DATA —
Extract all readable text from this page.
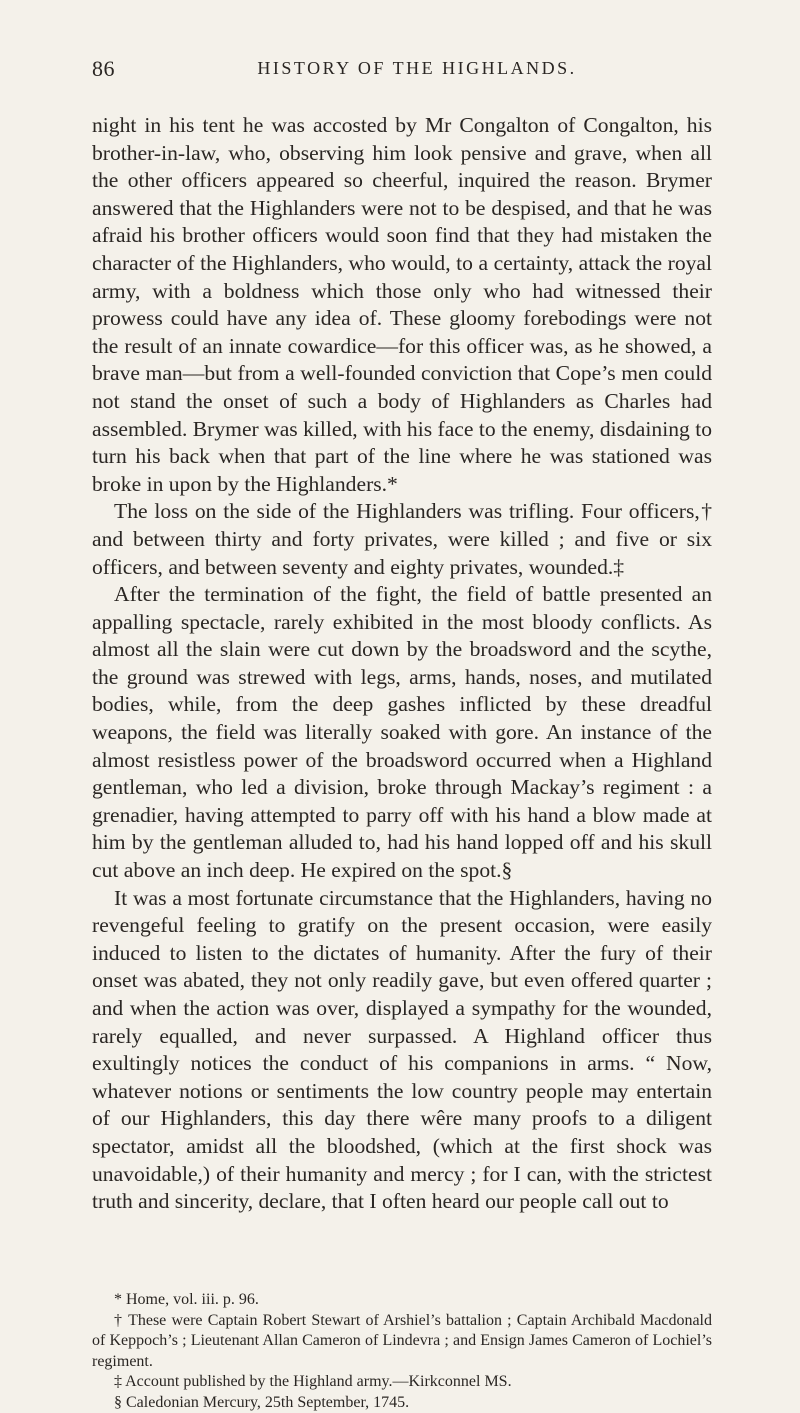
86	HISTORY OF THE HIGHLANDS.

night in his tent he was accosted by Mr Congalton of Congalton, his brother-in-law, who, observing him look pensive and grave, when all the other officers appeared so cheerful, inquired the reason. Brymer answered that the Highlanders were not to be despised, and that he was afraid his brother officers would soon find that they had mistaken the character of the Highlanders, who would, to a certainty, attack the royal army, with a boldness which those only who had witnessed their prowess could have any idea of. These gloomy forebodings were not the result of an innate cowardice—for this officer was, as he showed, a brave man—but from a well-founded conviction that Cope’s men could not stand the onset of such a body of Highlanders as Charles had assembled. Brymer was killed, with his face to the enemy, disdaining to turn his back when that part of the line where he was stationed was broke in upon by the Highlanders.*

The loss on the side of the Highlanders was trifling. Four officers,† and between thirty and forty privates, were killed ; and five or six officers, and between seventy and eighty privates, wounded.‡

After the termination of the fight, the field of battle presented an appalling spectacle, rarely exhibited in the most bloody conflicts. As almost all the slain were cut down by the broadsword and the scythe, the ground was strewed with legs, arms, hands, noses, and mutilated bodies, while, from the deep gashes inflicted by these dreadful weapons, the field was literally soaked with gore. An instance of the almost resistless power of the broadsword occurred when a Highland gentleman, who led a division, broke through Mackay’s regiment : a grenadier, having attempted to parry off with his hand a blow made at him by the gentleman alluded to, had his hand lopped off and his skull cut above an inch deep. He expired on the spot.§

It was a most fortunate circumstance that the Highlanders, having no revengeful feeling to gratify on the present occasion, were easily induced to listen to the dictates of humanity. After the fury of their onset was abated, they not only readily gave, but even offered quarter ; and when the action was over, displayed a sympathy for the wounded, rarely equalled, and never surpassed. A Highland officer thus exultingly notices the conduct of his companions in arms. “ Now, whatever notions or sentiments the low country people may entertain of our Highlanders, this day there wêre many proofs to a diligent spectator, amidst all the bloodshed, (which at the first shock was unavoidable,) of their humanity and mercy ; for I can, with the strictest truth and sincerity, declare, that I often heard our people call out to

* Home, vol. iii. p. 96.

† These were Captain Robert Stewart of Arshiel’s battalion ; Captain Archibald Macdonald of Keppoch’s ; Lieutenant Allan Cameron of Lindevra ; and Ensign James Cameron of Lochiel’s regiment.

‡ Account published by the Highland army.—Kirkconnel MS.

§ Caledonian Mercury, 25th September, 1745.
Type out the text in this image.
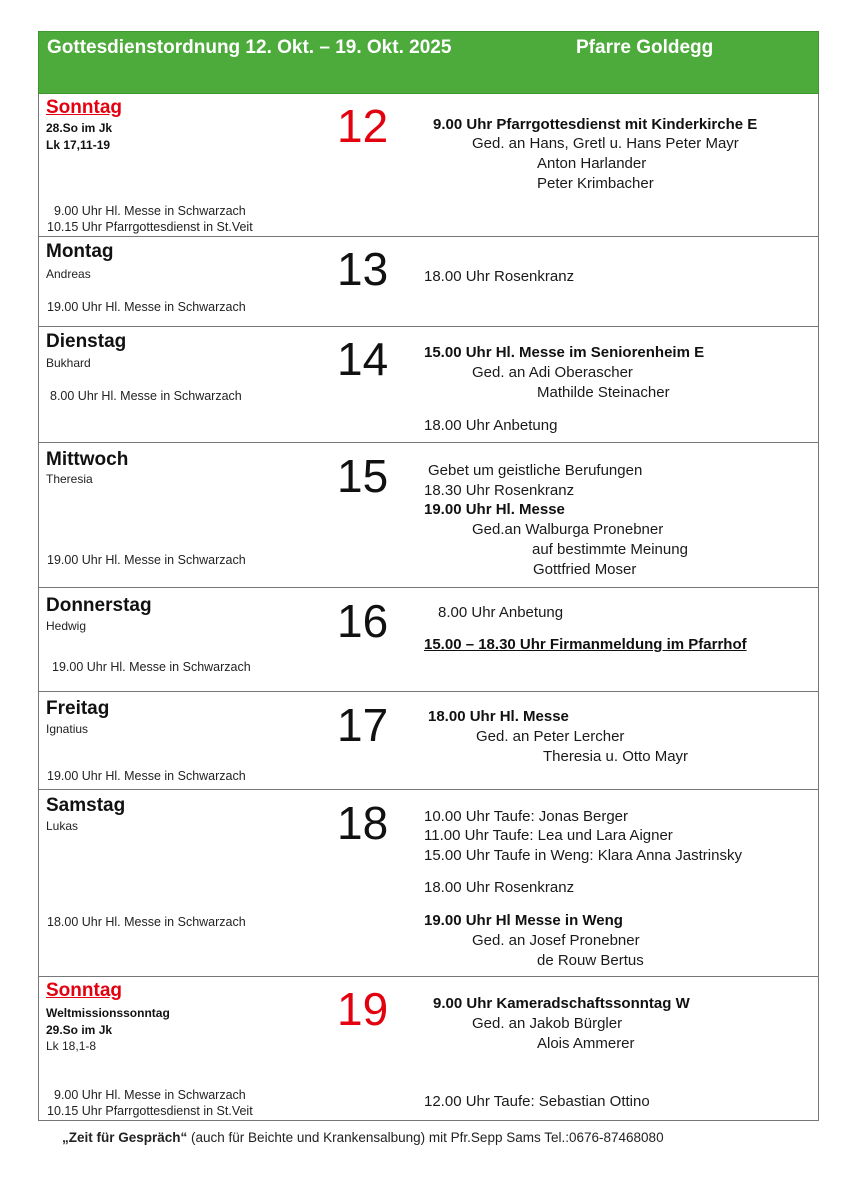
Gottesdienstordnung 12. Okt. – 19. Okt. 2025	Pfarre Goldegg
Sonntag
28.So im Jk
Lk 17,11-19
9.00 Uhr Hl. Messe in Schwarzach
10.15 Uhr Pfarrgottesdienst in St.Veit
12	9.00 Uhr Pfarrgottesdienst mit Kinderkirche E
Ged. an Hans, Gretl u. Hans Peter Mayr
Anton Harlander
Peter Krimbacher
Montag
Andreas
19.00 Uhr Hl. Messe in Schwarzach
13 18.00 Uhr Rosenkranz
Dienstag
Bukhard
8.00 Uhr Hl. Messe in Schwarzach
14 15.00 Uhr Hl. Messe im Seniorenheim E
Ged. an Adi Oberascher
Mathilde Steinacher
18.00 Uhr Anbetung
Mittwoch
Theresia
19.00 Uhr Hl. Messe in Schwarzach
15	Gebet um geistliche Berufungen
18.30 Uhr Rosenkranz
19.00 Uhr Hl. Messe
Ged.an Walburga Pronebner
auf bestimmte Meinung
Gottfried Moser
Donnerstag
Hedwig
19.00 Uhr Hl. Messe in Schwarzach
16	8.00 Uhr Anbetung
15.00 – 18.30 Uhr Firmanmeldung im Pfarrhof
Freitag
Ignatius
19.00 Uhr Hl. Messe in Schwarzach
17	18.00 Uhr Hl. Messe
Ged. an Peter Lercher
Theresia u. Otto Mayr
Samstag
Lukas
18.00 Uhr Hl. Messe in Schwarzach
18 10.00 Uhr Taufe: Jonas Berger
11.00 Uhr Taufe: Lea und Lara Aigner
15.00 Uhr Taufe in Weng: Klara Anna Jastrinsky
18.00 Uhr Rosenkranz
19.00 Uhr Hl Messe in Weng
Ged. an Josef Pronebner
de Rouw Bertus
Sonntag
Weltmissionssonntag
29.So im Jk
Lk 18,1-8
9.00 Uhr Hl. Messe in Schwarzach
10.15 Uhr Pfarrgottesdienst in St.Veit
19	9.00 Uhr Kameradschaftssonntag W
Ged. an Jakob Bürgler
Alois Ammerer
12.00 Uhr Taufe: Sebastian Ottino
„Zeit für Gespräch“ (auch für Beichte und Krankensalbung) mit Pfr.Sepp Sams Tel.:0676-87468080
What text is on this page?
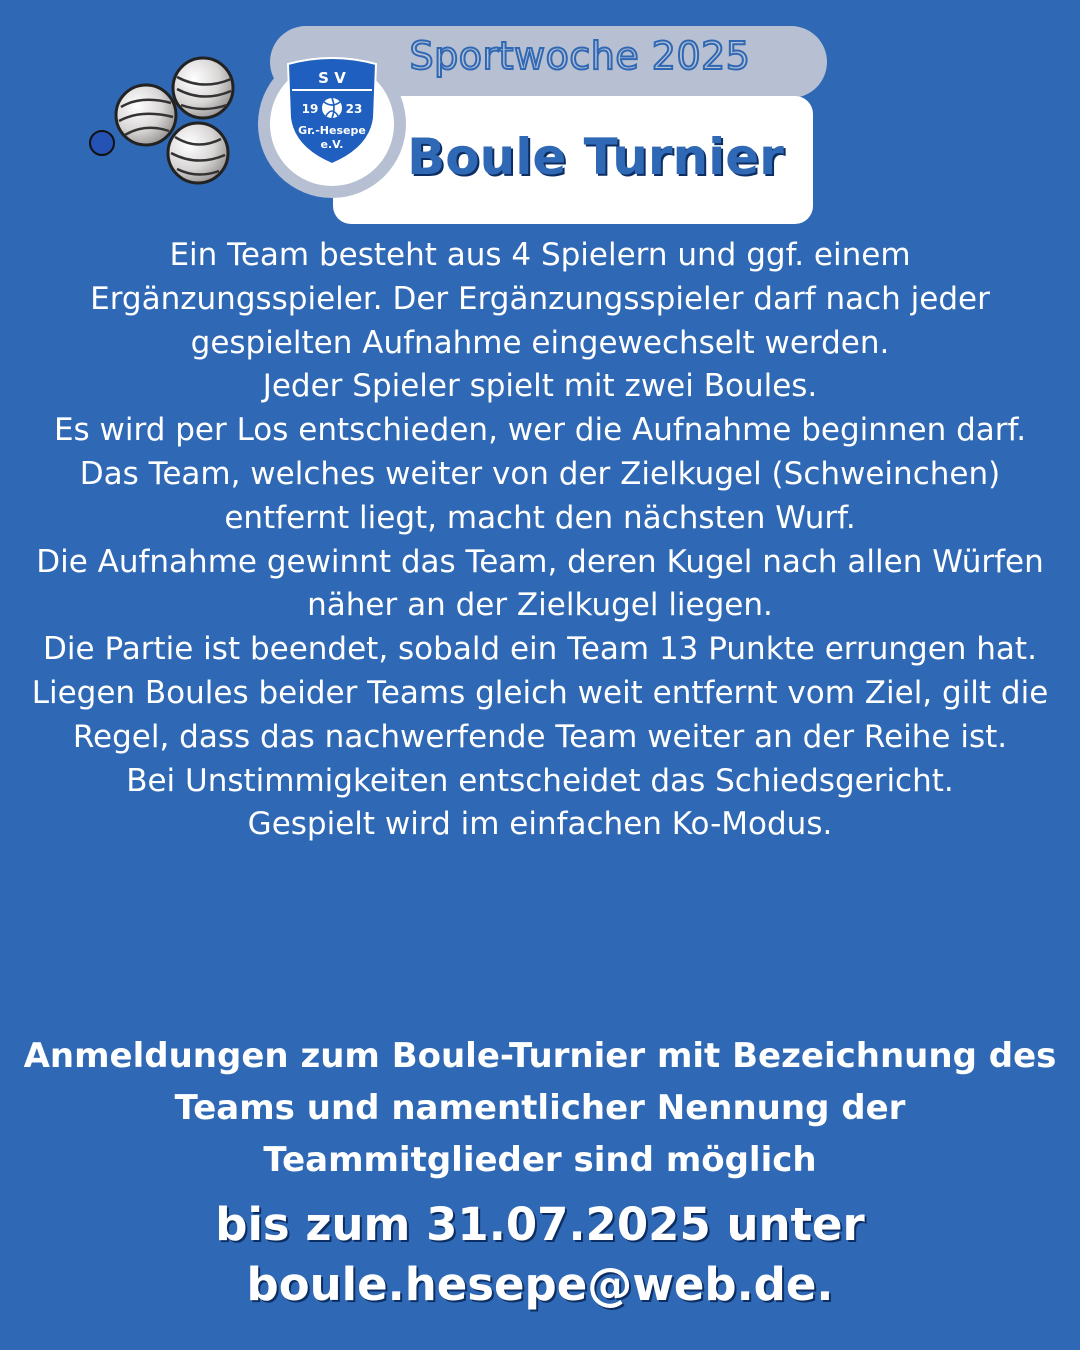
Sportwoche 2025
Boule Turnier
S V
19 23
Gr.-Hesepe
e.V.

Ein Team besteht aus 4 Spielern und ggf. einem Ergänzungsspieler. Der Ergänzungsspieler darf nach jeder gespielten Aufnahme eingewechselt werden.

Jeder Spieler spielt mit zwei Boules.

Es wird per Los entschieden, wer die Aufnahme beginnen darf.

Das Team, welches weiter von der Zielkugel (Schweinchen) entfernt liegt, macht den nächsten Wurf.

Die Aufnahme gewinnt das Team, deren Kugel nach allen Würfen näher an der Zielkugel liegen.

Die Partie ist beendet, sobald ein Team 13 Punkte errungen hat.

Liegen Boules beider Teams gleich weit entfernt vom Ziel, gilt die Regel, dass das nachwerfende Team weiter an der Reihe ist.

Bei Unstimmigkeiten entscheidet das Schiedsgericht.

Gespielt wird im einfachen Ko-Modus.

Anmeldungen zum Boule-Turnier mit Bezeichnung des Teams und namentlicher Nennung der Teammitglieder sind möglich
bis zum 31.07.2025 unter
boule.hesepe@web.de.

AIM OF THE EXERCISE — Take the line containing "What text is on this page?" as the first line and the last line of the data above as the final one, and output exactly the lines between them, inclusive, with no pictures.

OUTPUT OF THE TASK —
What text is on this page?
Sportwoche 2025
Boule Turnier
S V
19 23
Gr.-Hesepe
e.V.

Ein Team besteht aus 4 Spielern und ggf. einem Ergänzungsspieler. Der Ergänzungsspieler darf nach jeder gespielten Aufnahme eingewechselt werden.

Jeder Spieler spielt mit zwei Boules.

Es wird per Los entschieden, wer die Aufnahme beginnen darf.

Das Team, welches weiter von der Zielkugel (Schweinchen) entfernt liegt, macht den nächsten Wurf.

Die Aufnahme gewinnt das Team, deren Kugel nach allen Würfen näher an der Zielkugel liegen.

Die Partie ist beendet, sobald ein Team 13 Punkte errungen hat.

Liegen Boules beider Teams gleich weit entfernt vom Ziel, gilt die Regel, dass das nachwerfende Team weiter an der Reihe ist.

Bei Unstimmigkeiten entscheidet das Schiedsgericht.

Gespielt wird im einfachen Ko-Modus.

Anmeldungen zum Boule-Turnier mit Bezeichnung des Teams und namentlicher Nennung der Teammitglieder sind möglich
bis zum 31.07.2025 unter
boule.hesepe@web.de.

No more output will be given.